TASK TO COMPLETE: Your task is to repeat the listing exactly.

Data excerpts
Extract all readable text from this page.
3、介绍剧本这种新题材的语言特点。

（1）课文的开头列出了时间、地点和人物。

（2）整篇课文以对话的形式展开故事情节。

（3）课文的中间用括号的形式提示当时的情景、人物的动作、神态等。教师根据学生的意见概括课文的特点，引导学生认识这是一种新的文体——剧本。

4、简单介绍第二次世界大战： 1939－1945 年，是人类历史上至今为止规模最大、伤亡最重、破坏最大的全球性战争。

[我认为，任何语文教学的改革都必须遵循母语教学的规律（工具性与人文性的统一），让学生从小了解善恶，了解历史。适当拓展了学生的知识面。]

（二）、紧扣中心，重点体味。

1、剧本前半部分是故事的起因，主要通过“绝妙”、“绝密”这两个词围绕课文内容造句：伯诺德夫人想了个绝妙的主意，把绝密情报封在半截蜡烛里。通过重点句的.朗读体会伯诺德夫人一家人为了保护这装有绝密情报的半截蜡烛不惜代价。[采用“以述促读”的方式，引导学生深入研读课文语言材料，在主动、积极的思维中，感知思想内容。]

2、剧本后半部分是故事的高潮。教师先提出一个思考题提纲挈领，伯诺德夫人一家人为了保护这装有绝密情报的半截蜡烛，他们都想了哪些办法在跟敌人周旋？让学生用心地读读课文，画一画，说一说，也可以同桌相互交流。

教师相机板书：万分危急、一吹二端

RESPONSE TO THIS EXERCISE:
Extract all readable text from this page.
3、介绍剧本这种新题材的语言特点。

（1）课文的开头列出了时间、地点和人物。

（2）整篇课文以对话的形式展开故事情节。

（3）课文的中间用括号的形式提示当时的情景、人物的动作、神态等。教师根据学生的意见概括课文的特点，引导学生认识这是一种新的文体——剧本。

4、简单介绍第二次世界大战： 1939－1945 年，是人类历史上至今为止规模最大、伤亡最重、破坏最大的全球性战争。

[我认为，任何语文教学的改革都必须遵循母语教学的规律（工具性与人文性的统一），让学生从小了解善恶，了解历史。适当拓展了学生的知识面。]

（二）、紧扣中心，重点体味。

1、剧本前半部分是故事的起因，主要通过“绝妙”、“绝密”这两个词围绕课文内容造句：伯诺德夫人想了个绝妙的主意，把绝密情报封在半截蜡烛里。通过重点句的.朗读体会伯诺德夫人一家人为了保护这装有绝密情报的半截蜡烛不惜代价。[采用“以述促读”的方式，引导学生深入研读课文语言材料，在主动、积极的思维中，感知思想内容。]

2、剧本后半部分是故事的高潮。教师先提出一个思考题提纲挈领，伯诺德夫人一家人为了保护这装有绝密情报的半截蜡烛，他们都想了哪些办法在跟敌人周旋？让学生用心地读读课文，画一画，说一说，也可以同桌相互交流。

教师相机板书：万分危急、一吹二端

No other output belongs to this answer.